Work required -
Find the line containing "Transcribe this image's". Retype it and every line after it through the end of the entries, exactly as written, with nothing added.

Dataset records:
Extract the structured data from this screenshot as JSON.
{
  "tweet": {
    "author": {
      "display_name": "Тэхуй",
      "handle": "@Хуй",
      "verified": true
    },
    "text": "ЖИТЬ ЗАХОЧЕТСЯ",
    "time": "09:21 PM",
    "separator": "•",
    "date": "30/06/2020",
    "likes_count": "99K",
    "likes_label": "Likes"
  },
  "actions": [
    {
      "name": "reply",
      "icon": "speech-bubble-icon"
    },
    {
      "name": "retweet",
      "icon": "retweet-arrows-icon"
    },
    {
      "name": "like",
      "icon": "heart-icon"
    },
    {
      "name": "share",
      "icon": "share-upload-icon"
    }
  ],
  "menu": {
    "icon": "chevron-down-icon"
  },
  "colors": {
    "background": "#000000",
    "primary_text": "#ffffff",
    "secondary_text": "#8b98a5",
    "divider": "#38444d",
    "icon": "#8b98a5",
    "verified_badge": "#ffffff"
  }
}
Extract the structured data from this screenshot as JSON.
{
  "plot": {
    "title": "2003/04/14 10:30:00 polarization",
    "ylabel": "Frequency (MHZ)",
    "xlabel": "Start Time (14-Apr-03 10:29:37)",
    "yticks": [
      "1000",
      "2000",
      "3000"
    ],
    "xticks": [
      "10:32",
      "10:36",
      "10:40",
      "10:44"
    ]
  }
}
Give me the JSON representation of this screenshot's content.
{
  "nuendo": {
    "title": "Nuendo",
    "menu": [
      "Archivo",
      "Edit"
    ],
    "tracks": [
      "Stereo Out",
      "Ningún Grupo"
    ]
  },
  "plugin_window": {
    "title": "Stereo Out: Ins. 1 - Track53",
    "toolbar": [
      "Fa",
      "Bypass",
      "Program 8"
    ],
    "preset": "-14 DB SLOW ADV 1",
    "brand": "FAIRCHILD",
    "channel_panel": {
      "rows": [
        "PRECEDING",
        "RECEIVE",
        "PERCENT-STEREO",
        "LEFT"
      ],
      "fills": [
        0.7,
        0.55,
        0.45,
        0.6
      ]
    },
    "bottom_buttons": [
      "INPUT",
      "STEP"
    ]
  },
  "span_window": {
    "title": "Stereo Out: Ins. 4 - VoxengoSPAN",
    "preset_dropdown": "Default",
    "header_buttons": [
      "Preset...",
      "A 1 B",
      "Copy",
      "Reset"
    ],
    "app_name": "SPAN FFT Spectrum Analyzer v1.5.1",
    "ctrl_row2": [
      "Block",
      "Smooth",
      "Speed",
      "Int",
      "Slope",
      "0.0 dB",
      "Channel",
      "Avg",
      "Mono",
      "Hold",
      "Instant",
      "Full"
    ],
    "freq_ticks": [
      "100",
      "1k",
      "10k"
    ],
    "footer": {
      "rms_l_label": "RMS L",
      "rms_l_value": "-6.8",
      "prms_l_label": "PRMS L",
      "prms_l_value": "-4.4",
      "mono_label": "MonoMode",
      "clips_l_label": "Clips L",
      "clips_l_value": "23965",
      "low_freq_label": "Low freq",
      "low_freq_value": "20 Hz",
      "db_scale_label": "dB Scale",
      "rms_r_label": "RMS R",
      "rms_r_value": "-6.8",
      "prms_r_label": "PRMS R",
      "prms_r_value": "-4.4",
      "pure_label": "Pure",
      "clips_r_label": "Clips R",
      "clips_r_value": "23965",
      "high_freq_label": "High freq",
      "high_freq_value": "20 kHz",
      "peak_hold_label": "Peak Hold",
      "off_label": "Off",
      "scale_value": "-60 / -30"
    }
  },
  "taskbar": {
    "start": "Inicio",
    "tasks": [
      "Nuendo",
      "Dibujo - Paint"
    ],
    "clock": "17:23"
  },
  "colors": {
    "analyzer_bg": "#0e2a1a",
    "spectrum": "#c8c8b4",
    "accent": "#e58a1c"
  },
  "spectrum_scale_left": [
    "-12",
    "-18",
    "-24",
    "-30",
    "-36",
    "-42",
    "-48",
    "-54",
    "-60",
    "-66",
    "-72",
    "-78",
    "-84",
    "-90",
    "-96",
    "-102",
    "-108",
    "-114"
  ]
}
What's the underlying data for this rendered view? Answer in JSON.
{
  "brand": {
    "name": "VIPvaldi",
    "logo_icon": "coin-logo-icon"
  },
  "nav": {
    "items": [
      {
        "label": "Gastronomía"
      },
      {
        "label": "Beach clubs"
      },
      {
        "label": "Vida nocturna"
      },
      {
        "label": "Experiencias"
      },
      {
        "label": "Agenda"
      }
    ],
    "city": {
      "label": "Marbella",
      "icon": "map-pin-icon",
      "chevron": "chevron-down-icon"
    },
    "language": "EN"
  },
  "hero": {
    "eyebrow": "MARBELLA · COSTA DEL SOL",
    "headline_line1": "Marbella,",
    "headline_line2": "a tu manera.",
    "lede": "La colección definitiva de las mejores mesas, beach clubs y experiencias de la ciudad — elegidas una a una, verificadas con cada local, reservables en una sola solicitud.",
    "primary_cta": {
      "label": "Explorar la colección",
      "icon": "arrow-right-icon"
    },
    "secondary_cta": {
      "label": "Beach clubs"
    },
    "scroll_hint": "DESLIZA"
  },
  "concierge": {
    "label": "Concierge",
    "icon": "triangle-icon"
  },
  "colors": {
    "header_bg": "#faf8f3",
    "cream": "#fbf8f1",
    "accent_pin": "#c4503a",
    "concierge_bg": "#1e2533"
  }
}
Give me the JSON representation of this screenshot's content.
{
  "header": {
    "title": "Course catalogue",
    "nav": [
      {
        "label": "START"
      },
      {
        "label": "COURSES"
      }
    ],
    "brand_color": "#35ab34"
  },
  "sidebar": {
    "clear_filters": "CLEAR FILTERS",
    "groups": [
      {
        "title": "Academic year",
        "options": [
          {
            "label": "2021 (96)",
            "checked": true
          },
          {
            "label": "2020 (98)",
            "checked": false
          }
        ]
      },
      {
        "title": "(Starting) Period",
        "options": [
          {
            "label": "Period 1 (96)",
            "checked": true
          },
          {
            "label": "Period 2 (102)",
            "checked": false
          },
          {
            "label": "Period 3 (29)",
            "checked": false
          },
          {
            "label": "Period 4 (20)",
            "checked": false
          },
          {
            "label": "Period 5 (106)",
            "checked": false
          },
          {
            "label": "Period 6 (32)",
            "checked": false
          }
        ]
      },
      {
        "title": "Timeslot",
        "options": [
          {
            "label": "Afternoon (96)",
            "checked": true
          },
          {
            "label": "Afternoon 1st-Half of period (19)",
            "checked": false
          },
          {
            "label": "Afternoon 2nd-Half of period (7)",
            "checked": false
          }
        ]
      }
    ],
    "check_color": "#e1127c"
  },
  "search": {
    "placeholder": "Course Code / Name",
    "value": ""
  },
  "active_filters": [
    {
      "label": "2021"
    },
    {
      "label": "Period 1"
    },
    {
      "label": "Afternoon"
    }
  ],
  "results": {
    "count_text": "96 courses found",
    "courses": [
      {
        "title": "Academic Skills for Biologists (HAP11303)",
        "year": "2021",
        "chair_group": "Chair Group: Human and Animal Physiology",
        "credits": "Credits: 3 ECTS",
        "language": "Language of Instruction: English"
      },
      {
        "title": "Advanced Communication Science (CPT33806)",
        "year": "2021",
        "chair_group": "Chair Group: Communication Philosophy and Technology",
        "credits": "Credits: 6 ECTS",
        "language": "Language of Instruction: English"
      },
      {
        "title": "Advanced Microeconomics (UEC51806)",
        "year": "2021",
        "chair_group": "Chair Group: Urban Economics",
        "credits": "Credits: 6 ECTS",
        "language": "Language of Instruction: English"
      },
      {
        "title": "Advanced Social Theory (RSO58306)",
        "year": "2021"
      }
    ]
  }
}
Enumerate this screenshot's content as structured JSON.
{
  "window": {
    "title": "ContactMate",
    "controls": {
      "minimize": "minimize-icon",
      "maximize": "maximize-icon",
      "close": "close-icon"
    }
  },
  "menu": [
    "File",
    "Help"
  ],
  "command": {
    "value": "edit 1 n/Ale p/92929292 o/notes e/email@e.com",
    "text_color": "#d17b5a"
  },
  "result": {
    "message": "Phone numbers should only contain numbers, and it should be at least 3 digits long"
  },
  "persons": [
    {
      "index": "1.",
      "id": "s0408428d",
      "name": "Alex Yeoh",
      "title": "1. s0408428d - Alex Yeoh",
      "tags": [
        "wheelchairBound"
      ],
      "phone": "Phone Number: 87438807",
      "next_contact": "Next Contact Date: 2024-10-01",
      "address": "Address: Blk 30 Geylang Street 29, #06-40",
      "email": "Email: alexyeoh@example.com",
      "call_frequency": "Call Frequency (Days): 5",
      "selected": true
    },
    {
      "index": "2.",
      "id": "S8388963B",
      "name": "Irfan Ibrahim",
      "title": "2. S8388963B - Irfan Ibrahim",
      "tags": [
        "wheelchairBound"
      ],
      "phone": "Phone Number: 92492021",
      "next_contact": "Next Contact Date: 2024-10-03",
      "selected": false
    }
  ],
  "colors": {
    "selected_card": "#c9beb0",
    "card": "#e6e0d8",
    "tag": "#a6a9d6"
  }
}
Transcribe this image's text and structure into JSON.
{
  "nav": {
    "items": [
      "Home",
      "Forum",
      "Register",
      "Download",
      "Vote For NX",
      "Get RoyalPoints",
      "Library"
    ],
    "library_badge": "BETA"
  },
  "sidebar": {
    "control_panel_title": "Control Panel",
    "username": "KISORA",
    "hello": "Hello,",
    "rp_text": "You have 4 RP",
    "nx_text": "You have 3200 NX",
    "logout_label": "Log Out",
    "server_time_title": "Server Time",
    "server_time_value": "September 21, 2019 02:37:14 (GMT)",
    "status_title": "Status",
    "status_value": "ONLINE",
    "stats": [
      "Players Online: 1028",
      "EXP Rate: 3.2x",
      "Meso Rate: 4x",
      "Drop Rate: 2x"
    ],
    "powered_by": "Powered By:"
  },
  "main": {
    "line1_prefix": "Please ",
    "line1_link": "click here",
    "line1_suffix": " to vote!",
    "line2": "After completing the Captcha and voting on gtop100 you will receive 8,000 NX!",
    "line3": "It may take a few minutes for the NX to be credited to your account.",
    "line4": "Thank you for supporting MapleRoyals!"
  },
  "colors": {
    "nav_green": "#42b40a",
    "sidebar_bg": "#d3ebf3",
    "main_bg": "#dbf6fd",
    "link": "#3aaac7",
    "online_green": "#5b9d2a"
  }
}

Finished answer -
Transcribe this image's text and structure into JSON.
{
  "nav": {
    "items": [
      "Home",
      "Forum",
      "Register",
      "Download",
      "Vote For NX",
      "Get RoyalPoints",
      "Library"
    ],
    "library_badge": "BETA"
  },
  "sidebar": {
    "control_panel_title": "Control Panel",
    "username": "KISORA",
    "hello": "Hello,",
    "rp_text": "You have 4 RP",
    "nx_text": "You have 3200 NX",
    "logout_label": "Log Out",
    "server_time_title": "Server Time",
    "server_time_value": "September 21, 2019 02:37:14 (GMT)",
    "status_title": "Status",
    "status_value": "ONLINE",
    "stats": [
      "Players Online: 1028",
      "EXP Rate: 3.2x",
      "Meso Rate: 4x",
      "Drop Rate: 2x"
    ],
    "powered_by": "Powered By:"
  },
  "main": {
    "line1_prefix": "Please ",
    "line1_link": "click here",
    "line1_suffix": " to vote!",
    "line2": "After completing the Captcha and voting on gtop100 you will receive 8,000 NX!",
    "line3": "It may take a few minutes for the NX to be credited to your account.",
    "line4": "Thank you for supporting MapleRoyals!"
  },
  "colors": {
    "nav_green": "#42b40a",
    "sidebar_bg": "#d3ebf3",
    "main_bg": "#dbf6fd",
    "link": "#3aaac7",
    "online_green": "#5b9d2a"
  }
}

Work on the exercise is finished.